THE EXERCISE – Pick every line with "JSON" from the material below.

Start of DATA PROVIDED

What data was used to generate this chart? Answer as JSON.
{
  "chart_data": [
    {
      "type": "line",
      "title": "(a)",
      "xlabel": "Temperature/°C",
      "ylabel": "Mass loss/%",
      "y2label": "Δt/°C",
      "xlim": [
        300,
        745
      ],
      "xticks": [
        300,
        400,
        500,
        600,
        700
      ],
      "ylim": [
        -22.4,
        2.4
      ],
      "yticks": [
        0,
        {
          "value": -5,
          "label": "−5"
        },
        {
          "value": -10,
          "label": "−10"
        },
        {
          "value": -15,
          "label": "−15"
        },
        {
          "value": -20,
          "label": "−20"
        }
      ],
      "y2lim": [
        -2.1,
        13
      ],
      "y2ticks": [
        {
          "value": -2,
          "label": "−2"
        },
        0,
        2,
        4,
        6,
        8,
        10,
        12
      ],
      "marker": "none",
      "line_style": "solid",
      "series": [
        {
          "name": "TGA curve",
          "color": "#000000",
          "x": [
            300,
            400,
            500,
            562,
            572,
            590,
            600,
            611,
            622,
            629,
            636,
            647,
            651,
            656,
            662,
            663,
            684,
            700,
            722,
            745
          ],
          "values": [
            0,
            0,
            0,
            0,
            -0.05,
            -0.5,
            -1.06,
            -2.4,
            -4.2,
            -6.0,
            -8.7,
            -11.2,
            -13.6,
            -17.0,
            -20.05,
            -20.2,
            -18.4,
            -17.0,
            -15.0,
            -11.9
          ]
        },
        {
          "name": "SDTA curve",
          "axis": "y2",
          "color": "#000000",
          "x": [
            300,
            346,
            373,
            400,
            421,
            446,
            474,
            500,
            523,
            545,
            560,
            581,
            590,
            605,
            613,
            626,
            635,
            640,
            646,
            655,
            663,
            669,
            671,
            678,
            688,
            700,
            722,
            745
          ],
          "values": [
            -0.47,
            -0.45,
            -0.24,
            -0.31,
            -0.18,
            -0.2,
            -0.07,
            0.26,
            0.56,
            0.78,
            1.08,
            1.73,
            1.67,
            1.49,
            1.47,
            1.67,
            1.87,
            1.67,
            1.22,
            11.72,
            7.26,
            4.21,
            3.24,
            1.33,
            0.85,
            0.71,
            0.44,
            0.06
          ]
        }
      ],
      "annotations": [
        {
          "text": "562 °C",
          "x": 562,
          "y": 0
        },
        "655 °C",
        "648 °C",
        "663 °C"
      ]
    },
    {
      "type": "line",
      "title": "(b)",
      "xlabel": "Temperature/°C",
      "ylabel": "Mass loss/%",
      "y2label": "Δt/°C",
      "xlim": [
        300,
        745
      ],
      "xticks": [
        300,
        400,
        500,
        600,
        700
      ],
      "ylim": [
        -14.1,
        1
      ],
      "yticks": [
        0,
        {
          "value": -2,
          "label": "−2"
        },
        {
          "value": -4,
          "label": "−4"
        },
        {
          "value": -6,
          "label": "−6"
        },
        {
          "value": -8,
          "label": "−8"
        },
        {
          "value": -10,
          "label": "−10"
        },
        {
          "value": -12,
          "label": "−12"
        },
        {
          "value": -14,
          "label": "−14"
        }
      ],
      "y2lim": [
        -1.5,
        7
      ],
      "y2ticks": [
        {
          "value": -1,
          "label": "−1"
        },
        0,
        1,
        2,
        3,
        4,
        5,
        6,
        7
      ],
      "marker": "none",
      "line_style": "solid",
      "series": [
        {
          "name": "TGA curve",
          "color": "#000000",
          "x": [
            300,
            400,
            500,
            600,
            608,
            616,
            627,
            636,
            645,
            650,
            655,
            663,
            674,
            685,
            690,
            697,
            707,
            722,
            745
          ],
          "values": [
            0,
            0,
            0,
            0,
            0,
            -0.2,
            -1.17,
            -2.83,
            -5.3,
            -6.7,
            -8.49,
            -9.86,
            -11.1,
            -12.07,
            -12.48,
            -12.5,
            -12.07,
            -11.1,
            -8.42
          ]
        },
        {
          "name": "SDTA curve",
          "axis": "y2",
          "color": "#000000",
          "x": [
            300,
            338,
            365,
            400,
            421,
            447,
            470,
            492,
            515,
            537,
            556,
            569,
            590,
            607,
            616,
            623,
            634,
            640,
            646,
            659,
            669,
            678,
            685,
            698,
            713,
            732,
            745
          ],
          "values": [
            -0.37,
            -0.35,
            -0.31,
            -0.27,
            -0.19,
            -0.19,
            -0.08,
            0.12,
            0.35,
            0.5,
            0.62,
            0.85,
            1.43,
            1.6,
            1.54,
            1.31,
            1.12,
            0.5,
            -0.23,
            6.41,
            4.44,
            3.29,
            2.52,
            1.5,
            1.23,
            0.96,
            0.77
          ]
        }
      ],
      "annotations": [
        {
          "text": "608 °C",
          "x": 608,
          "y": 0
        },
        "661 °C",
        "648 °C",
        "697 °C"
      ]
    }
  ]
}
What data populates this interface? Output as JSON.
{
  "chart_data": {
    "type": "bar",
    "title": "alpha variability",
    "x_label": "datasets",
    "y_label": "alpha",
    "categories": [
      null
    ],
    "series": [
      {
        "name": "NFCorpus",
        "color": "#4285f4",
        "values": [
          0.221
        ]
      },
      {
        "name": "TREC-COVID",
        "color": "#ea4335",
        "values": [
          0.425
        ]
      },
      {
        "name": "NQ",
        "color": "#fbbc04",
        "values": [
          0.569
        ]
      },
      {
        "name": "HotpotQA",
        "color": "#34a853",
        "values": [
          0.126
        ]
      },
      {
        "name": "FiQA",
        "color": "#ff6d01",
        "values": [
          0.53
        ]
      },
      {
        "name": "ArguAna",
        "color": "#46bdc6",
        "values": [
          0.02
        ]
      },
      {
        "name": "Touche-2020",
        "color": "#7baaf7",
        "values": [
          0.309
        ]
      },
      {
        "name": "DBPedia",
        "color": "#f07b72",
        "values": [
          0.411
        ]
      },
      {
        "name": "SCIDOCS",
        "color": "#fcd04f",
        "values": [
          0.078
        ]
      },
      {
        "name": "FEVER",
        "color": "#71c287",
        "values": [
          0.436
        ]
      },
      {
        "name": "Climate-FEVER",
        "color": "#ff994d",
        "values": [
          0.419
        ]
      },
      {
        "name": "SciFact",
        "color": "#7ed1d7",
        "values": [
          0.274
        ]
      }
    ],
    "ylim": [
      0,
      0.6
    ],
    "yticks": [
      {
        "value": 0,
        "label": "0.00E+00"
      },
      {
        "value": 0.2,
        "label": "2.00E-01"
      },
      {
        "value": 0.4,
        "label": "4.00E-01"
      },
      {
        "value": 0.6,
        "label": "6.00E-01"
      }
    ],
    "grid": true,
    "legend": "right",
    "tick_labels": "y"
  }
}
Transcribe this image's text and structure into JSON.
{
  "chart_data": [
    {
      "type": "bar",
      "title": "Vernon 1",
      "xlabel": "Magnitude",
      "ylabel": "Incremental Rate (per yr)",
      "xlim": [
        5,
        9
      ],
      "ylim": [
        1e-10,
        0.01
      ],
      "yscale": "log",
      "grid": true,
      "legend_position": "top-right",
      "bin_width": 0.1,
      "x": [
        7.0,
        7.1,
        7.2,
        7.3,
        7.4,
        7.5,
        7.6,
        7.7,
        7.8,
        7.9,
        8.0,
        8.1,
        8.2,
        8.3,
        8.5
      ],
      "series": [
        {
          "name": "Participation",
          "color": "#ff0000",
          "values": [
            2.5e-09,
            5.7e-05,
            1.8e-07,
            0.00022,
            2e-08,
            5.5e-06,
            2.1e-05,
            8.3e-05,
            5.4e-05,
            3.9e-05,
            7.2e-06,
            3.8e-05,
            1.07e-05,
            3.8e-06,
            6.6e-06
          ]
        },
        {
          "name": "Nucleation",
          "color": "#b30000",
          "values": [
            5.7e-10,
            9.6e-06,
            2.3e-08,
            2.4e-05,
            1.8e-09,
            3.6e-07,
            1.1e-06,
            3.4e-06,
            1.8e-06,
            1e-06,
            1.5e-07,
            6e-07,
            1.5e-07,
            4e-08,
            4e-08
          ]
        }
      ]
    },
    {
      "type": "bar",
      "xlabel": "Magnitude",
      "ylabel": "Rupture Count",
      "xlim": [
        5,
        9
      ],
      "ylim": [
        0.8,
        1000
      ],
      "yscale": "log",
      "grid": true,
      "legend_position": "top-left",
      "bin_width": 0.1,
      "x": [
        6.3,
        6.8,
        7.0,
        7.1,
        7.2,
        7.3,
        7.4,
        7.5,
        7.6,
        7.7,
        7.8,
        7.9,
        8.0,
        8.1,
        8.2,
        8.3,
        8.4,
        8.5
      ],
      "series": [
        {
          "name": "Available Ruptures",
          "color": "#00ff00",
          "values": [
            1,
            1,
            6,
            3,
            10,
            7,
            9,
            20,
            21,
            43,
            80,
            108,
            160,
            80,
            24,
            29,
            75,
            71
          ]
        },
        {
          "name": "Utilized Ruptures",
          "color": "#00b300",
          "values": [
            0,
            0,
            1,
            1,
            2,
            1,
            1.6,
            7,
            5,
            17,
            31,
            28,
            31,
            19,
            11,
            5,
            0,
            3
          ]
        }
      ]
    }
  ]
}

End of DATA PROVIDED

FINAL RESULT –
What data was used to generate this chart? Answer as JSON.
What data populates this interface? Output as JSON.
Transcribe this image's text and structure into JSON.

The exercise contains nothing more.